→ Text provided
================================
Preferred embodiments include the following features. The adapter
body is machined from a solid block of aluminum. The counterweight
has an outer perimeter that generally conforms to and is within the
circular outer perimeter of the front side, it is secured to the
adapter body with the aid of at least one blind drive screw rivet,
and it comprises a material that is more dense than aluminum. The
bearing assembly has an inner race that includes an inner bore. The
attachment means is a cylindrically-shaped insert having a rim at
one end and a threaded hole at the opposite end for receiving a
threaded post of the sanding pad assembly. The insert is held
within the inner bore of the bearing assembly and the rim has a
diameter larger than the inner bore. In addition, the head is
slotted and the cylindrical body has a radially oriented hole which
aligns with the slot when the head is rotated to a predetermined
orientation. The hole in the adapter body is for receiving a pin
that can slide into the slot and prevent the insert from
rotating.
================================
Items drawn from a data source
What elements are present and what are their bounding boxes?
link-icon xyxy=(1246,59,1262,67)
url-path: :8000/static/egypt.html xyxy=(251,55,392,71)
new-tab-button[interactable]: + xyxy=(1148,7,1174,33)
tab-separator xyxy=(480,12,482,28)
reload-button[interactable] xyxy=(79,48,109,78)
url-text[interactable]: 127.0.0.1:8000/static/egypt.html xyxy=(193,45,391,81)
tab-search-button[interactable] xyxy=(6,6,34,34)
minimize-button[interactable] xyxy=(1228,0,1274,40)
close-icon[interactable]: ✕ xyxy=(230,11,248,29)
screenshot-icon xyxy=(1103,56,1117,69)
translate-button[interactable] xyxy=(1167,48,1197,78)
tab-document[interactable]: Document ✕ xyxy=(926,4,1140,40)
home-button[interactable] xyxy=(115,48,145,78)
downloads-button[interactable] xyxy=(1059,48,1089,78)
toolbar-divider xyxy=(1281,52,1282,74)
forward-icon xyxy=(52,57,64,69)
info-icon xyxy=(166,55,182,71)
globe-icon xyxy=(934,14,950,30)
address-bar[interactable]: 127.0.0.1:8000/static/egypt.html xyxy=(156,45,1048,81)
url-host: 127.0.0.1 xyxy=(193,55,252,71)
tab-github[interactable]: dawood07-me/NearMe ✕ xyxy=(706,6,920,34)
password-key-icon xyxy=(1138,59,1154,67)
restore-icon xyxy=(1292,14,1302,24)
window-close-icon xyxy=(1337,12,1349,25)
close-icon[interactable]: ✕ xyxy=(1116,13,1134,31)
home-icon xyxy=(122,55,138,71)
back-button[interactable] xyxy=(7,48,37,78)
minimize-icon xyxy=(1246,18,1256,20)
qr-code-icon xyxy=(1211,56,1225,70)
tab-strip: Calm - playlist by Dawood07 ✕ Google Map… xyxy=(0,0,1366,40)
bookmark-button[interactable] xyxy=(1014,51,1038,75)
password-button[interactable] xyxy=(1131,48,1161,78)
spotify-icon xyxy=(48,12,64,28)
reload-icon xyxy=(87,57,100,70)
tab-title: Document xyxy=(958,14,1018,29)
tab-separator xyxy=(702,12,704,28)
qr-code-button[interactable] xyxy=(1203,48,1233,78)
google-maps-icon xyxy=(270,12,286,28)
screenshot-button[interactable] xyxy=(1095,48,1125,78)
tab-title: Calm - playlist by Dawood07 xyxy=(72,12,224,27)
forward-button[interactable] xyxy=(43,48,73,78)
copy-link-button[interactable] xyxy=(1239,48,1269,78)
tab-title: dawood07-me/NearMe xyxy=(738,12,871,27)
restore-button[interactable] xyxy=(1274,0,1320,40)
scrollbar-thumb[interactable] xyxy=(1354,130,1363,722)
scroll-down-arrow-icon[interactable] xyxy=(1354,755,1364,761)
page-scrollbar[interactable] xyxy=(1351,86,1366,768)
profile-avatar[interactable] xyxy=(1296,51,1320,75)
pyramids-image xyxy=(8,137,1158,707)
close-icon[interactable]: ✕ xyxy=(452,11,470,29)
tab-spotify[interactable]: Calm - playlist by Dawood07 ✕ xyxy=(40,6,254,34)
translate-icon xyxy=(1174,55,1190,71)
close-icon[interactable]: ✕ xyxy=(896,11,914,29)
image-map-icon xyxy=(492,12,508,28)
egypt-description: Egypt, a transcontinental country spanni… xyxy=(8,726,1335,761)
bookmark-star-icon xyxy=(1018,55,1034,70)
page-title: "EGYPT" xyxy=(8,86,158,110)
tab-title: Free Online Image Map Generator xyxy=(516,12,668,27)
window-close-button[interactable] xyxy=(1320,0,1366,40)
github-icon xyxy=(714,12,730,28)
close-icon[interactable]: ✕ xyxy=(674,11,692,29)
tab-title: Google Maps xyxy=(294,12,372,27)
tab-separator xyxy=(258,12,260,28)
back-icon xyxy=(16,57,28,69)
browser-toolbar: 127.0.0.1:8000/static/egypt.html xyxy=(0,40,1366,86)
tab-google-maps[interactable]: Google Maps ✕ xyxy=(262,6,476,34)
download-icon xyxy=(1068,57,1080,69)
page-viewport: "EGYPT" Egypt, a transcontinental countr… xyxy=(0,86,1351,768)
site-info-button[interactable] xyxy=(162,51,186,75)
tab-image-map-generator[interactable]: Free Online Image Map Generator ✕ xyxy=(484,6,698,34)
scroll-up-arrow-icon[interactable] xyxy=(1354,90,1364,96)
================================
→ Set problem A
Using the sanding adapter text, decide whether each statement agrees with it. Answer yes or no for each, and quote the words from the text that settle it. (i) The adapter body is machined from a solid block of aluminum. (ii) The counterweight is made of a material less dense than aluminum. (iii) The rim of the insert is narrower than the inner bore.
→ Set problem B
Pick up the sanding adapter text after its last sentence and keep it going.
The listing is material separate from the sanding adapter text.

→ Exercise output A
(i) Yes: "The adapter body is machined from a solid block of aluminum."
(ii) No: "it comprises a material that is more dense than aluminum."
(iii) No: "the rim has a diameter larger than the inner bore."

→ Exercise output B
One advantage of the invention is that it readily converts a right
angle grinder into a random orbital sander thereby increasing the
usefulness of that grinding tool and eliminating the need to also
have a dedicated random orbital sanding tool in the shop. In
addition, the invention achieves a low profile thereby reducing the
total mechanical amplification of machining errors and making it
possible to more easily achieve an exceptionally small runout for
the sanding pad. The lower runout leads to less vibration and
permits the adapter to run at very high speeds such as are often
found on some right angle grinders, e.g. 10,000 RPM. The invention
also achieves both dynamic and static balance through the use of a
single counterweight which is placed between the centers of mass of
the sanding pad assembly and the bearing assembly, the two primary
contributors to off-axis weight which require counterbalancing. The
location of the counterweight also minimally adds to the overall
height of the adapter and yet does not create a potential hazard to
users by extending outside of the perimeter of the main body of the
adapter. Furthermore, the invention features a locking mechanism to
aid in assembly and disassembly and which adds only minimally to
the overall height of the adapter.
These and other features and advantages of the invention will be
seen from the following description of a preferred embodiment, and
from the claims.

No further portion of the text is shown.